** start Extracted records **

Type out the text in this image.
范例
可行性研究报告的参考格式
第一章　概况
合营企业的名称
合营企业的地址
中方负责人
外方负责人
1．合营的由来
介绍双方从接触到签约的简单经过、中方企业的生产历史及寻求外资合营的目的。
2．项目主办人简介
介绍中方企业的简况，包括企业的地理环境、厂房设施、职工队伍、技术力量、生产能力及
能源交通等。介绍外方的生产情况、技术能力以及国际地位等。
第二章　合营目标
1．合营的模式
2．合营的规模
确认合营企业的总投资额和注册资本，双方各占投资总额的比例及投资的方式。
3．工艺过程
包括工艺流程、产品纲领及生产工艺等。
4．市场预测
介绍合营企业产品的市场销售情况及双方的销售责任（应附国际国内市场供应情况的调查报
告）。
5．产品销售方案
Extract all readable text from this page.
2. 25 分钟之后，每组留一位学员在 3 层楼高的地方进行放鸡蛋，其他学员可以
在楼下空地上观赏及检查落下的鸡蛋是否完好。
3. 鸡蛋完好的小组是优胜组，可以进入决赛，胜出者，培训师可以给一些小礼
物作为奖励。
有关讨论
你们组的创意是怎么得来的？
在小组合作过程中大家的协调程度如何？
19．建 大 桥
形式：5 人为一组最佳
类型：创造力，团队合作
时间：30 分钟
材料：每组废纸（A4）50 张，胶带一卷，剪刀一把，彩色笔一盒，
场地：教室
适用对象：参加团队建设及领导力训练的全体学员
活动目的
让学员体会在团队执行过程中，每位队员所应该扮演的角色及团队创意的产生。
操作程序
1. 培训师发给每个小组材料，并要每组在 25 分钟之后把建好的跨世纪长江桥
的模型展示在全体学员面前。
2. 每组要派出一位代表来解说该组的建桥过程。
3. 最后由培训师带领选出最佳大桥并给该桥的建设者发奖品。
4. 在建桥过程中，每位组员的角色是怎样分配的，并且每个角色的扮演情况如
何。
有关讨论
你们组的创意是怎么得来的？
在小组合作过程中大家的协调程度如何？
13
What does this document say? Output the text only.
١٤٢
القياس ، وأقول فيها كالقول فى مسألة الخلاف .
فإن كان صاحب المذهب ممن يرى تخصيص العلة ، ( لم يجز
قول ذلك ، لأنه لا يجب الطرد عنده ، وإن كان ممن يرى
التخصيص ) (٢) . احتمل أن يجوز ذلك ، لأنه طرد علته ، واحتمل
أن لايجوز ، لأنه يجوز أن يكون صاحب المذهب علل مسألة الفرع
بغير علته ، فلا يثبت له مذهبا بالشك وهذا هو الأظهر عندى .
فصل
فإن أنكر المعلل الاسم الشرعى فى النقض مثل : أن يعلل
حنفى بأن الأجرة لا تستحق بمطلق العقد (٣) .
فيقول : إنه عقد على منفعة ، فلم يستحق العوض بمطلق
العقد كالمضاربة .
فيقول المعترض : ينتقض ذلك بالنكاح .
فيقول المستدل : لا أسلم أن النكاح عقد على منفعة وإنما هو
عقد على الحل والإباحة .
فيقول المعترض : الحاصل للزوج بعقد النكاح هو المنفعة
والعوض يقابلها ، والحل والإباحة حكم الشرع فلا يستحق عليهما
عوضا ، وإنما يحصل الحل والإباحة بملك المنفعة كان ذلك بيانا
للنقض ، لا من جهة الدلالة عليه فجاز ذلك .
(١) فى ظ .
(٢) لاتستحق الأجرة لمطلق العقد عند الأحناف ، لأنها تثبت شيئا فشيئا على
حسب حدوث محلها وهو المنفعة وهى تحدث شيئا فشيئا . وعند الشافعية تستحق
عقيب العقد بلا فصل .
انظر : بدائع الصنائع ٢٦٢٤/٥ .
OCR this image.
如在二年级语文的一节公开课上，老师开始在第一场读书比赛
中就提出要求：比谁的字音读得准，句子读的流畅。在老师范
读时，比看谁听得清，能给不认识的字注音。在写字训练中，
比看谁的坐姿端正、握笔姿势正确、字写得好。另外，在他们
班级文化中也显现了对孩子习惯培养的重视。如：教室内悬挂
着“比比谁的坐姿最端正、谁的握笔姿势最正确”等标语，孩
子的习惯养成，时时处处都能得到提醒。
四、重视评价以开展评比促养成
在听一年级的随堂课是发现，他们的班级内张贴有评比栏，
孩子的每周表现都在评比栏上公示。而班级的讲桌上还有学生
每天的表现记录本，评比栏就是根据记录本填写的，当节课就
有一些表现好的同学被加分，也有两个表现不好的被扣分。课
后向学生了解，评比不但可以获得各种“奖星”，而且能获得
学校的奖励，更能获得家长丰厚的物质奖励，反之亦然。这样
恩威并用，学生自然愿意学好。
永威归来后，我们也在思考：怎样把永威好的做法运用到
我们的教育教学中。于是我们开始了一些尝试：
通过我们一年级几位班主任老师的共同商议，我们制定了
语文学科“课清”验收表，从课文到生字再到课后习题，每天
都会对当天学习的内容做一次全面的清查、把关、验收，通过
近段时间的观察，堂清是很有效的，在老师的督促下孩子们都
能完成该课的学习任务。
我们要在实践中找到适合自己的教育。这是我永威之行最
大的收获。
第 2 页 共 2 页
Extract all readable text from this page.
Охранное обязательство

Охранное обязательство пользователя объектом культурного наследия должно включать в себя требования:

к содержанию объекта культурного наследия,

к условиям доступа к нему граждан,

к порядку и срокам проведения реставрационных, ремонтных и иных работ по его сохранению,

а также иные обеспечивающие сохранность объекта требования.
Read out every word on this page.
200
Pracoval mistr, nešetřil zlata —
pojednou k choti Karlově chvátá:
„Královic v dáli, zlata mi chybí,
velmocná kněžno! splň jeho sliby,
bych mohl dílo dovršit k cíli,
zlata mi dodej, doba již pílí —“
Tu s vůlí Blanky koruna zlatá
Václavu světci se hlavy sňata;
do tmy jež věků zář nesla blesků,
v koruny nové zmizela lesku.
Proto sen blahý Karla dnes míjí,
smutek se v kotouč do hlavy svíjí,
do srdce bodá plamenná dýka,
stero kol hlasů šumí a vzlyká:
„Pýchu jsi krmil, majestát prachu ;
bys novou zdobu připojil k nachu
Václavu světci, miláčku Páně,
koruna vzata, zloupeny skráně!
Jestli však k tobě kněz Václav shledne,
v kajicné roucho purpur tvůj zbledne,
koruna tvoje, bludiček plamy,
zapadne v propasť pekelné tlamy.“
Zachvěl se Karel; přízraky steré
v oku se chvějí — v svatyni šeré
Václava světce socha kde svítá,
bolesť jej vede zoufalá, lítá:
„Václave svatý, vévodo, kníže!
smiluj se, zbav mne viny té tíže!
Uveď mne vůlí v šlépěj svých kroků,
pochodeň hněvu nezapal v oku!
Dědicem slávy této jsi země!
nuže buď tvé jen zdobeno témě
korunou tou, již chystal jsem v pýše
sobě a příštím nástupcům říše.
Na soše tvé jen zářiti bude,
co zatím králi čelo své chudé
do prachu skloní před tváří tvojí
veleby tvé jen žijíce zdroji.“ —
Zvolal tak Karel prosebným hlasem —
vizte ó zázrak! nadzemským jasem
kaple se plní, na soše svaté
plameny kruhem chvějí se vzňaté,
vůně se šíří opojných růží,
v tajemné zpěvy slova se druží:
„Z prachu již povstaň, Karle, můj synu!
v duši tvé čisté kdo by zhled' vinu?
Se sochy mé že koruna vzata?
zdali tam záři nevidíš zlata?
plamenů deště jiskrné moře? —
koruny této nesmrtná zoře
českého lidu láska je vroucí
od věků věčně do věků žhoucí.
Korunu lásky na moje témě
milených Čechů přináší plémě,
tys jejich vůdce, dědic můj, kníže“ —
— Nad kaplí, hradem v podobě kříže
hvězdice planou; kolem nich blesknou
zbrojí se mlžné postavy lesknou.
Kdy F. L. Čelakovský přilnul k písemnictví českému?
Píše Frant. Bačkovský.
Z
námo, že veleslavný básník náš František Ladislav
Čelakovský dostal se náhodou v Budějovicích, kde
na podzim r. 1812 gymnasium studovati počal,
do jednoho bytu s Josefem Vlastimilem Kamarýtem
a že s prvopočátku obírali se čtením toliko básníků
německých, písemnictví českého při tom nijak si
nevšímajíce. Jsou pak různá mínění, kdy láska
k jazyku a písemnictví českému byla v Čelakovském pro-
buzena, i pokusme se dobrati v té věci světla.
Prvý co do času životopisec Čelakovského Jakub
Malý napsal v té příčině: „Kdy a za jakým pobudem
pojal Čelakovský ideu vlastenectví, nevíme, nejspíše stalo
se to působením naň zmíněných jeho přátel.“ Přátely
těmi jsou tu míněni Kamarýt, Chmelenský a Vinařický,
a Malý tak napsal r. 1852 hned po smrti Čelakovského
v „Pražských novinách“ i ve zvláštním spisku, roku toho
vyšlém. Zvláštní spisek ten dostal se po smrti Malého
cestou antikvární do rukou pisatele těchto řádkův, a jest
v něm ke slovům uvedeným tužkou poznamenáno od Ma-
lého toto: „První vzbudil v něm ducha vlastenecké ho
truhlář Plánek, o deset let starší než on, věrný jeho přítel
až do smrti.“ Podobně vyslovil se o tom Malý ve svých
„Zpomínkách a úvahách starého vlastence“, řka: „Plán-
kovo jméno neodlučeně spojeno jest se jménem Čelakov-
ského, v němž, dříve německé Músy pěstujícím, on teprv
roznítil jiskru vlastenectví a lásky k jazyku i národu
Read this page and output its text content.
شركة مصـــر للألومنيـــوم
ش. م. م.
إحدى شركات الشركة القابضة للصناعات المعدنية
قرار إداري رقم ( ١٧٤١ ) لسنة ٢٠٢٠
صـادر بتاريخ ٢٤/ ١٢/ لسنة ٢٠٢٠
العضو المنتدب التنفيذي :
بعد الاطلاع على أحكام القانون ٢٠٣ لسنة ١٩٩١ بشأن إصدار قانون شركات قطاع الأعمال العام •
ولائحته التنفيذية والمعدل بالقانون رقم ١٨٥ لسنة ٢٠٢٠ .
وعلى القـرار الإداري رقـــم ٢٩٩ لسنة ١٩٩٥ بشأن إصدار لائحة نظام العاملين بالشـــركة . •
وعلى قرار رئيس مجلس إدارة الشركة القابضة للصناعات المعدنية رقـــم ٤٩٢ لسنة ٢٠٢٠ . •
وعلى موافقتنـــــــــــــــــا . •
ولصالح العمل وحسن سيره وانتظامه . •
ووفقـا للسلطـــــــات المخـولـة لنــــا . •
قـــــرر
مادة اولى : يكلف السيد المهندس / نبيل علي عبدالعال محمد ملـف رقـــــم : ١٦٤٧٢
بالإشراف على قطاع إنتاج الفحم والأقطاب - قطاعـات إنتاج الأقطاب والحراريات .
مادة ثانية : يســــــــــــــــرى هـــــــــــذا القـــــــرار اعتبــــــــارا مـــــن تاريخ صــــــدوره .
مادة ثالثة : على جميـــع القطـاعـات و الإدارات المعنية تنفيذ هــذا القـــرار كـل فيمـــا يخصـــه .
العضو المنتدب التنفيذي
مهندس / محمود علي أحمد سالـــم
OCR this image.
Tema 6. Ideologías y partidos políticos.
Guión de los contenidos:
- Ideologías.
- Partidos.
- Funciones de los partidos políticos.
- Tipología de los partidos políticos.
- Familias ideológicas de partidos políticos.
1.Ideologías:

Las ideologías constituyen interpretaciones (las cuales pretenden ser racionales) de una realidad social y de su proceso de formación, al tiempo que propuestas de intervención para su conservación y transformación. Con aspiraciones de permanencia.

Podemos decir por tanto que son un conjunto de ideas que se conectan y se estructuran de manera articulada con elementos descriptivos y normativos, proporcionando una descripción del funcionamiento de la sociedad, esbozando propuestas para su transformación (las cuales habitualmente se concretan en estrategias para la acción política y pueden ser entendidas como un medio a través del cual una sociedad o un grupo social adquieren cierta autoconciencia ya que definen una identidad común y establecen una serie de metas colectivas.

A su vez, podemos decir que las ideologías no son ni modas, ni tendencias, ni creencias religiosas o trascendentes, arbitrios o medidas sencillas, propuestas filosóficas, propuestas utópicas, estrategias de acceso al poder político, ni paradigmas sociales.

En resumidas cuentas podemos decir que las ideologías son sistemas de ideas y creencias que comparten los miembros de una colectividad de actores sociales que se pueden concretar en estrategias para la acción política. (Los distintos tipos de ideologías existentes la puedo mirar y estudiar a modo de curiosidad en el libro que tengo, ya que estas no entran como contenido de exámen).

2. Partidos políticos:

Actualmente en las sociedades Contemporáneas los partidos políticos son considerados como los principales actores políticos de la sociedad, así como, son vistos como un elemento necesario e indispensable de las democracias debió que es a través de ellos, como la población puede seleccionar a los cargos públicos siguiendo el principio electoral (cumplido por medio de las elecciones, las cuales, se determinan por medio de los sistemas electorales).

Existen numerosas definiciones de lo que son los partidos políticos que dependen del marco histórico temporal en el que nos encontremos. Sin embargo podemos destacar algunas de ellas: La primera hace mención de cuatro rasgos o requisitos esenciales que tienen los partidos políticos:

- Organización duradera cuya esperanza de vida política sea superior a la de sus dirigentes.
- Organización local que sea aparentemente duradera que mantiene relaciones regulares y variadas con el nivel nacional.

** end Extracted records **

Directions »
Using the entries above, find all lines with "культурного". Copy them.

Expected output »
Охранное обязательство пользователя объектом культурного наследия должно включать в себя требования:
к содержанию объекта культурного наследия,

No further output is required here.